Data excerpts
□ □ □ □ □

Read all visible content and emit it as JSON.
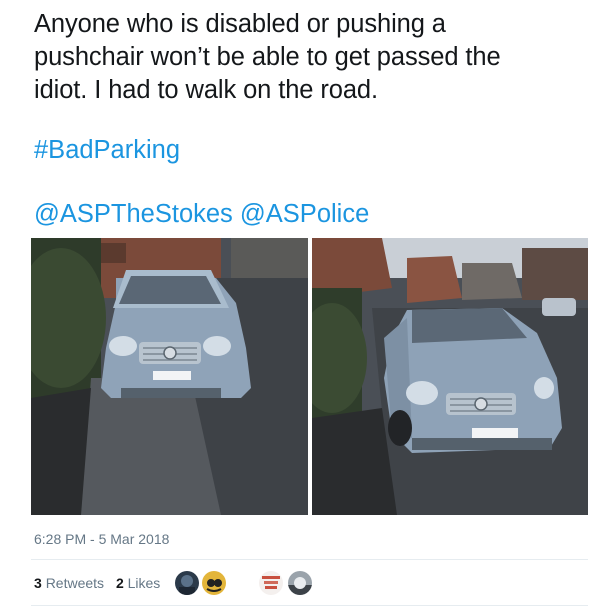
{
  "tweet": {
    "lines": [
      "Anyone who is disabled or pushing a",
      "pushchair won’t be able to get passed the",
      "idiot. I had to walk on the road."
    ],
    "hashtag": "#BadParking",
    "mentions": [
      "@ASPTheStokes",
      "@ASPolice"
    ],
    "timestamp": "6:28 PM - 5 Mar 2018"
  },
  "stats": {
    "retweets_count": "3",
    "retweets_label": "Retweets",
    "likes_count": "2",
    "likes_label": "Likes"
  },
  "colors": {
    "text": "#14171a",
    "link": "#1b95e0",
    "muted": "#657786",
    "divider": "#e6ecf0"
  },
  "media": {
    "photos": [
      "silver-car-on-pavement-front",
      "silver-car-on-pavement-side"
    ]
  },
  "avatars": [
    "avatar-dark-blue",
    "avatar-cartoon",
    "avatar-badge",
    "avatar-landscape"
  ]
}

□ □ □ □ □

## Exercise goal
Take the data above and repeat it exactly, leaving each picture out.

## Correct result
Read all visible content and emit it as JSON.
{
  "tweet": {
    "lines": [
      "Anyone who is disabled or pushing a",
      "pushchair won’t be able to get passed the",
      "idiot. I had to walk on the road."
    ],
    "hashtag": "#BadParking",
    "mentions": [
      "@ASPTheStokes",
      "@ASPolice"
    ],
    "timestamp": "6:28 PM - 5 Mar 2018"
  },
  "stats": {
    "retweets_count": "3",
    "retweets_label": "Retweets",
    "likes_count": "2",
    "likes_label": "Likes"
  },
  "colors": {
    "text": "#14171a",
    "link": "#1b95e0",
    "muted": "#657786",
    "divider": "#e6ecf0"
  },
  "media": {
    "photos": [
      "silver-car-on-pavement-front",
      "silver-car-on-pavement-side"
    ]
  },
  "avatars": [
    "avatar-dark-blue",
    "avatar-cartoon",
    "avatar-badge",
    "avatar-landscape"
  ]
}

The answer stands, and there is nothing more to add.